# [DIRECTIVE]
State how many lines hold the word "Luciana", with no other words.
--- START EXERCISE INPUTS ---
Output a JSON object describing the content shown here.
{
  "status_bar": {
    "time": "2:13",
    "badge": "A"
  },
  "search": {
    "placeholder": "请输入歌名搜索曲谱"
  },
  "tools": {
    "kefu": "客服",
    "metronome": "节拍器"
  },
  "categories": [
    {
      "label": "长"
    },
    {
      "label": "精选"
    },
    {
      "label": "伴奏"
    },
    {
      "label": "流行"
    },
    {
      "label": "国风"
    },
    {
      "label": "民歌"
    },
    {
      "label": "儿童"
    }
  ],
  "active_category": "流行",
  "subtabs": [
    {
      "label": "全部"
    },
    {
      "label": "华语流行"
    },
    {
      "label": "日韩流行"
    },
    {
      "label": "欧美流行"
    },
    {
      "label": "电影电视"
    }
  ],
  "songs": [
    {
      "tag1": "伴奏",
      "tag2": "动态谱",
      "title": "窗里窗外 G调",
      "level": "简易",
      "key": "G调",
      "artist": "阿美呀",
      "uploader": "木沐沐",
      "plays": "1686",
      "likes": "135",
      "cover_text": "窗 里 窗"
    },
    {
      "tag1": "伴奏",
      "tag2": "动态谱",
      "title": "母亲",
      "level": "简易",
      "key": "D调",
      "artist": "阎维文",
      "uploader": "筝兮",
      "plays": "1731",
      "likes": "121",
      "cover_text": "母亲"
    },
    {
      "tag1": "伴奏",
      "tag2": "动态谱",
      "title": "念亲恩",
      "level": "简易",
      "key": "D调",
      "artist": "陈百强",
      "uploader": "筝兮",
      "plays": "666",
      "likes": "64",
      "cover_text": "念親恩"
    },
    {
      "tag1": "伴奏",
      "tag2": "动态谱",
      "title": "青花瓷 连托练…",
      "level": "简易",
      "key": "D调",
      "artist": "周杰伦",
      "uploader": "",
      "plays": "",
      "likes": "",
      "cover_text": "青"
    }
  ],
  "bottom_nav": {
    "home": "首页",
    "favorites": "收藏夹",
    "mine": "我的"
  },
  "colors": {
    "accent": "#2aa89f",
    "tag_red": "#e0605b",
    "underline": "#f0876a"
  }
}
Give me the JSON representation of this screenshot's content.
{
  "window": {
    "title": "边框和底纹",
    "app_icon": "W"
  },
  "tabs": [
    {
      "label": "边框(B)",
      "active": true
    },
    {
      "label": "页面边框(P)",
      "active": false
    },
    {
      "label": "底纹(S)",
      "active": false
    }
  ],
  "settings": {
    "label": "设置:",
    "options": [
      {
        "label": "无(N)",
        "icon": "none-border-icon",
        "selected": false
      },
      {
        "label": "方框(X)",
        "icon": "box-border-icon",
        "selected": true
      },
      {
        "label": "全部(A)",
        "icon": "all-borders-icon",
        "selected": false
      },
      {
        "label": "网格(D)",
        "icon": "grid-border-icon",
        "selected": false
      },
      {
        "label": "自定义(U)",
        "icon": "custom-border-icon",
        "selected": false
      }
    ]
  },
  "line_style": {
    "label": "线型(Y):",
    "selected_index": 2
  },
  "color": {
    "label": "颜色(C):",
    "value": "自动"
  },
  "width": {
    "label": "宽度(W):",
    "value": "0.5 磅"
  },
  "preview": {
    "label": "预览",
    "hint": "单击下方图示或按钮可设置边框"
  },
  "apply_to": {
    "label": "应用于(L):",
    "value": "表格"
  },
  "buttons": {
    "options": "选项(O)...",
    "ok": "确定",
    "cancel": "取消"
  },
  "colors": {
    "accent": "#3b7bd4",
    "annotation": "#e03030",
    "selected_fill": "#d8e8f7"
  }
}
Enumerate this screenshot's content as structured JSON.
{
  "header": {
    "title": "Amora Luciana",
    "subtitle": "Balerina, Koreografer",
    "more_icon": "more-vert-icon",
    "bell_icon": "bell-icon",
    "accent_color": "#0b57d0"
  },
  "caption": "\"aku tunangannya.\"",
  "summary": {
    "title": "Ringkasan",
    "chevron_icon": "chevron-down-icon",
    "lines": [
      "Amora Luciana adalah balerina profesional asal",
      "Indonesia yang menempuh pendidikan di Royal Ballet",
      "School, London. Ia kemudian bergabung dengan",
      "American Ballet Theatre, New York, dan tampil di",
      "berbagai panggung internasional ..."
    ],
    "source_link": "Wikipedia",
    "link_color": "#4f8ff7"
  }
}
--- END EXERCISE INPUTS ---
# [OUTPUT OF THE EXERCISE]
2